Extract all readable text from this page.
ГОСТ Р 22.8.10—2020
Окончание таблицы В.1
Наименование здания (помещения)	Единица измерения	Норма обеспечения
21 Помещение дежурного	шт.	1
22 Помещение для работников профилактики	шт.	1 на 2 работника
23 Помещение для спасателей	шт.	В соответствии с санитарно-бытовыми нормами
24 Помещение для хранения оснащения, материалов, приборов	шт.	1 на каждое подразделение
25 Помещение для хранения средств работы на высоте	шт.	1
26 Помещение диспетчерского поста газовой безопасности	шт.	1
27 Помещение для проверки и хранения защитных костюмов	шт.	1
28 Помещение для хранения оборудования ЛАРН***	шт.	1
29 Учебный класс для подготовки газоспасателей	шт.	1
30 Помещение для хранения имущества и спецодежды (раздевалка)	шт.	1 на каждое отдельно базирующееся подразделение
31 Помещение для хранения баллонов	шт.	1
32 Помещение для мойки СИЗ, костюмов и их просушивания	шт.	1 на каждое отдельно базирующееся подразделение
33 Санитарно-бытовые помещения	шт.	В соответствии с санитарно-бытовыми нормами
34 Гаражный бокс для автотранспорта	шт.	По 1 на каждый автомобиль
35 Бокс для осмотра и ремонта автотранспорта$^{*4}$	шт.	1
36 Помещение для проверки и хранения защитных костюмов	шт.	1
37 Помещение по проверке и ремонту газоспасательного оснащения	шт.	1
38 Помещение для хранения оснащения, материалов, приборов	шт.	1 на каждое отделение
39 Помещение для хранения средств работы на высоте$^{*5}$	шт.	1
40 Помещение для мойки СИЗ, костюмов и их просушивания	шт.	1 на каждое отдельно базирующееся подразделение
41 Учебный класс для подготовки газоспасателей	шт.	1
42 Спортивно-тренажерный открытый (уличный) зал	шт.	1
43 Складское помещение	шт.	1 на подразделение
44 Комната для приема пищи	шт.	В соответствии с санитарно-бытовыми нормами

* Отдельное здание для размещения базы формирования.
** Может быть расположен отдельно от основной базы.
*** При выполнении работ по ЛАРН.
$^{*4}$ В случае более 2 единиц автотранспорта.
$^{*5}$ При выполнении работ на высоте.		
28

════════════════

EXERCISE GOAL: Find every line in the records that contains the word "материалов"; copy those lines.

REPLY:
24 Помещение для хранения оснащения, материалов, приборов	шт.	1 на каждое подразделение
38 Помещение для хранения оснащения, материалов, приборов	шт.	1 на каждое отделение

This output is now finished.